Records from a data source
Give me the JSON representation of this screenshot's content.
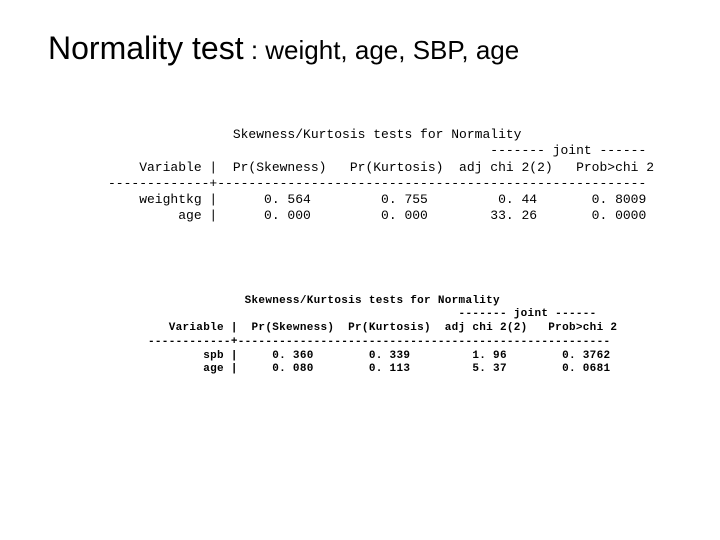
{
  "title_main": "Normality test",
  "title_sub": " : weight, age, SBP, age",
  "block1": {
    "heading": "                Skewness/Kurtosis tests for Normality",
    "joint": "                                                 ------- joint ------",
    "header": "    Variable |  Pr(Skewness)   Pr(Kurtosis)  adj chi 2(2)   Prob>chi 2",
    "rule": "-------------+-------------------------------------------------------",
    "row1": "    weightkg |      0. 564         0. 755         0. 44       0. 8009",
    "row2": "         age |      0. 000         0. 000        33. 26       0. 0000"
  },
  "block2": {
    "heading": "              Skewness/Kurtosis tests for Normality",
    "joint": "                                             ------- joint ------",
    "header": "   Variable |  Pr(Skewness)  Pr(Kurtosis)  adj chi 2(2)   Prob>chi 2",
    "rule": "------------+------------------------------------------------------",
    "row1": "        spb |     0. 360        0. 339         1. 96        0. 3762",
    "row2": "        age |     0. 080        0. 113         5. 37        0. 0681"
  }
}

• Exercise objective
From the data, collect all lines where the string "tests" appears.

• Answer in full
    "heading": "                Skewness/Kurtosis tests for Normality",
    "heading": "              Skewness/Kurtosis tests for Normality",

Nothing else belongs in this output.